___ SOURCE MATERIAL ___

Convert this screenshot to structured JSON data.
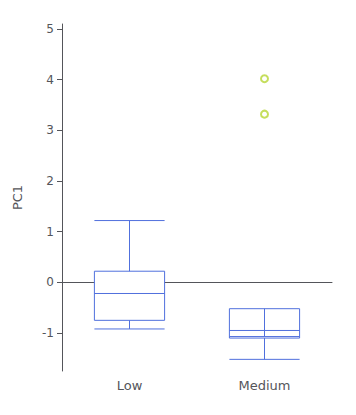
{
  "chart_data": {
    "type": "boxplot",
    "categories": [
      "Low",
      "Medium"
    ],
    "values": [
      [
        -0.92,
        -0.75,
        -0.22,
        0.22,
        1.22
      ],
      [
        -1.52,
        -1.1,
        -0.95,
        -0.52,
        -1.07
      ]
    ],
    "fliers": [
      [],
      [
        3.32,
        4.02
      ]
    ],
    "ylabel": "PC1",
    "ylim": [
      -1.75,
      5.1
    ],
    "yticks": [
      -1,
      0,
      1,
      2,
      3,
      4,
      5
    ],
    "grid": false
  }
}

___

== STATED PROBLEM ==
Restate the full listing verbatim and drop every picture.

== REPLY ==
Convert this screenshot to structured JSON data.
{
  "chart_data": {
    "type": "boxplot",
    "categories": [
      "Low",
      "Medium"
    ],
    "values": [
      [
        -0.92,
        -0.75,
        -0.22,
        0.22,
        1.22
      ],
      [
        -1.52,
        -1.1,
        -0.95,
        -0.52,
        -1.07
      ]
    ],
    "fliers": [
      [],
      [
        3.32,
        4.02
      ]
    ],
    "ylabel": "PC1",
    "ylim": [
      -1.75,
      5.1
    ],
    "yticks": [
      -1,
      0,
      1,
      2,
      3,
      4,
      5
    ],
    "grid": false
  }
}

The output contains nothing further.